* start Extracted information *

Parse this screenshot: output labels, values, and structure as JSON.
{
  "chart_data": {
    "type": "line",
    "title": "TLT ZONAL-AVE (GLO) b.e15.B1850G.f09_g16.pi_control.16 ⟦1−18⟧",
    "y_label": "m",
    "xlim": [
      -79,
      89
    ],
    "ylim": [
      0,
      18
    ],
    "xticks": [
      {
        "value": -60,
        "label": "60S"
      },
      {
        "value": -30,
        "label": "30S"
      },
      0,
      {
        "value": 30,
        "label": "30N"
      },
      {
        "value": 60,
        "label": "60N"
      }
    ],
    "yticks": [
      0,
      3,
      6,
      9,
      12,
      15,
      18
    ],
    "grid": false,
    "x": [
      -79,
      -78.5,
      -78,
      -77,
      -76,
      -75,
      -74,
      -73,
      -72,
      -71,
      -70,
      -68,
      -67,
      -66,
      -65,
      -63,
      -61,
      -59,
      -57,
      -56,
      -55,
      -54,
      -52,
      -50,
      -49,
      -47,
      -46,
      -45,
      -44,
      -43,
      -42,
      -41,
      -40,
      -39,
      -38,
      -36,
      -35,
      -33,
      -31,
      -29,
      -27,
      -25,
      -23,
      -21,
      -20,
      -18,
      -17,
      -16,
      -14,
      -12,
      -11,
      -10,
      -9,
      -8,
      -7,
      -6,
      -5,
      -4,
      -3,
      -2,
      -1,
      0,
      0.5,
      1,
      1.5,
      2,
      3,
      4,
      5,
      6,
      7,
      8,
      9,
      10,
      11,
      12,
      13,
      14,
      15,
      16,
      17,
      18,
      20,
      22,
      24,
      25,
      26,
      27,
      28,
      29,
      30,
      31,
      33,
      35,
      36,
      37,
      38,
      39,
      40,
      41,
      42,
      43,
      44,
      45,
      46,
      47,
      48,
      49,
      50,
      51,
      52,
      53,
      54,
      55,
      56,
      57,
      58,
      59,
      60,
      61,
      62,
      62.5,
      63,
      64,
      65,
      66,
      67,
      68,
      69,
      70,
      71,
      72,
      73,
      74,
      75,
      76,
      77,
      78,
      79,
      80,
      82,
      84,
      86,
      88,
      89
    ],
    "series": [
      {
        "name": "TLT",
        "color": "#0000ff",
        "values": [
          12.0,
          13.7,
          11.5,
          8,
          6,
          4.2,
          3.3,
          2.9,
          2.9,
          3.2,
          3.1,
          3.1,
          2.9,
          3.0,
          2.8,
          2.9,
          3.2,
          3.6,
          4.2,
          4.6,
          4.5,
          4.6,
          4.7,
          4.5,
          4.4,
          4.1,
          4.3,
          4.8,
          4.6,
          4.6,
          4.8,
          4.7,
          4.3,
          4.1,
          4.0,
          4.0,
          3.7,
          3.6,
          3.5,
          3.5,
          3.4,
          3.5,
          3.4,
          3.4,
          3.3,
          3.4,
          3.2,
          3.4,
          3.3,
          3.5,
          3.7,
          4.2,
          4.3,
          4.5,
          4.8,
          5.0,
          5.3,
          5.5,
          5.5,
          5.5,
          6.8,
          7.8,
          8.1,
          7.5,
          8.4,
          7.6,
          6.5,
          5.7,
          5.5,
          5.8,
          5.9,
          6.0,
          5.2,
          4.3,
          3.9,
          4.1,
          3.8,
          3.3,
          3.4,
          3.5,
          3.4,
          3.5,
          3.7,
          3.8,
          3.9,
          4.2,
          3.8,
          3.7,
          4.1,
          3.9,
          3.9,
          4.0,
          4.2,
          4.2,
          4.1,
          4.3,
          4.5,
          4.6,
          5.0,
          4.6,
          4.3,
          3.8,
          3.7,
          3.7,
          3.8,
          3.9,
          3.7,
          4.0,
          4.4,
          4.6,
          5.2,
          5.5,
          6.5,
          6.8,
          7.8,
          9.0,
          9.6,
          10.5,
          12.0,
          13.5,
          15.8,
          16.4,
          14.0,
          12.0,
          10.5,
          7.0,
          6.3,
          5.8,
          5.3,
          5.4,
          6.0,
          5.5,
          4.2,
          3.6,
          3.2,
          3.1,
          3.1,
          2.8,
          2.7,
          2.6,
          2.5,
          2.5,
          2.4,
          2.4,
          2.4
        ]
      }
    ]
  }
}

* end Extracted information *

▶ [Task instructions] Write out every entry again exactly, please, with nothing missing.

▶ [Response to this task]
Parse this screenshot: output labels, values, and structure as JSON.
{
  "chart_data": {
    "type": "line",
    "title": "TLT ZONAL-AVE (GLO) b.e15.B1850G.f09_g16.pi_control.16 ⟦1−18⟧",
    "y_label": "m",
    "xlim": [
      -79,
      89
    ],
    "ylim": [
      0,
      18
    ],
    "xticks": [
      {
        "value": -60,
        "label": "60S"
      },
      {
        "value": -30,
        "label": "30S"
      },
      0,
      {
        "value": 30,
        "label": "30N"
      },
      {
        "value": 60,
        "label": "60N"
      }
    ],
    "yticks": [
      0,
      3,
      6,
      9,
      12,
      15,
      18
    ],
    "grid": false,
    "x": [
      -79,
      -78.5,
      -78,
      -77,
      -76,
      -75,
      -74,
      -73,
      -72,
      -71,
      -70,
      -68,
      -67,
      -66,
      -65,
      -63,
      -61,
      -59,
      -57,
      -56,
      -55,
      -54,
      -52,
      -50,
      -49,
      -47,
      -46,
      -45,
      -44,
      -43,
      -42,
      -41,
      -40,
      -39,
      -38,
      -36,
      -35,
      -33,
      -31,
      -29,
      -27,
      -25,
      -23,
      -21,
      -20,
      -18,
      -17,
      -16,
      -14,
      -12,
      -11,
      -10,
      -9,
      -8,
      -7,
      -6,
      -5,
      -4,
      -3,
      -2,
      -1,
      0,
      0.5,
      1,
      1.5,
      2,
      3,
      4,
      5,
      6,
      7,
      8,
      9,
      10,
      11,
      12,
      13,
      14,
      15,
      16,
      17,
      18,
      20,
      22,
      24,
      25,
      26,
      27,
      28,
      29,
      30,
      31,
      33,
      35,
      36,
      37,
      38,
      39,
      40,
      41,
      42,
      43,
      44,
      45,
      46,
      47,
      48,
      49,
      50,
      51,
      52,
      53,
      54,
      55,
      56,
      57,
      58,
      59,
      60,
      61,
      62,
      62.5,
      63,
      64,
      65,
      66,
      67,
      68,
      69,
      70,
      71,
      72,
      73,
      74,
      75,
      76,
      77,
      78,
      79,
      80,
      82,
      84,
      86,
      88,
      89
    ],
    "series": [
      {
        "name": "TLT",
        "color": "#0000ff",
        "values": [
          12.0,
          13.7,
          11.5,
          8,
          6,
          4.2,
          3.3,
          2.9,
          2.9,
          3.2,
          3.1,
          3.1,
          2.9,
          3.0,
          2.8,
          2.9,
          3.2,
          3.6,
          4.2,
          4.6,
          4.5,
          4.6,
          4.7,
          4.5,
          4.4,
          4.1,
          4.3,
          4.8,
          4.6,
          4.6,
          4.8,
          4.7,
          4.3,
          4.1,
          4.0,
          4.0,
          3.7,
          3.6,
          3.5,
          3.5,
          3.4,
          3.5,
          3.4,
          3.4,
          3.3,
          3.4,
          3.2,
          3.4,
          3.3,
          3.5,
          3.7,
          4.2,
          4.3,
          4.5,
          4.8,
          5.0,
          5.3,
          5.5,
          5.5,
          5.5,
          6.8,
          7.8,
          8.1,
          7.5,
          8.4,
          7.6,
          6.5,
          5.7,
          5.5,
          5.8,
          5.9,
          6.0,
          5.2,
          4.3,
          3.9,
          4.1,
          3.8,
          3.3,
          3.4,
          3.5,
          3.4,
          3.5,
          3.7,
          3.8,
          3.9,
          4.2,
          3.8,
          3.7,
          4.1,
          3.9,
          3.9,
          4.0,
          4.2,
          4.2,
          4.1,
          4.3,
          4.5,
          4.6,
          5.0,
          4.6,
          4.3,
          3.8,
          3.7,
          3.7,
          3.8,
          3.9,
          3.7,
          4.0,
          4.4,
          4.6,
          5.2,
          5.5,
          6.5,
          6.8,
          7.8,
          9.0,
          9.6,
          10.5,
          12.0,
          13.5,
          15.8,
          16.4,
          14.0,
          12.0,
          10.5,
          7.0,
          6.3,
          5.8,
          5.3,
          5.4,
          6.0,
          5.5,
          4.2,
          3.6,
          3.2,
          3.1,
          3.1,
          2.8,
          2.7,
          2.6,
          2.5,
          2.5,
          2.4,
          2.4,
          2.4
        ]
      }
    ]
  }
}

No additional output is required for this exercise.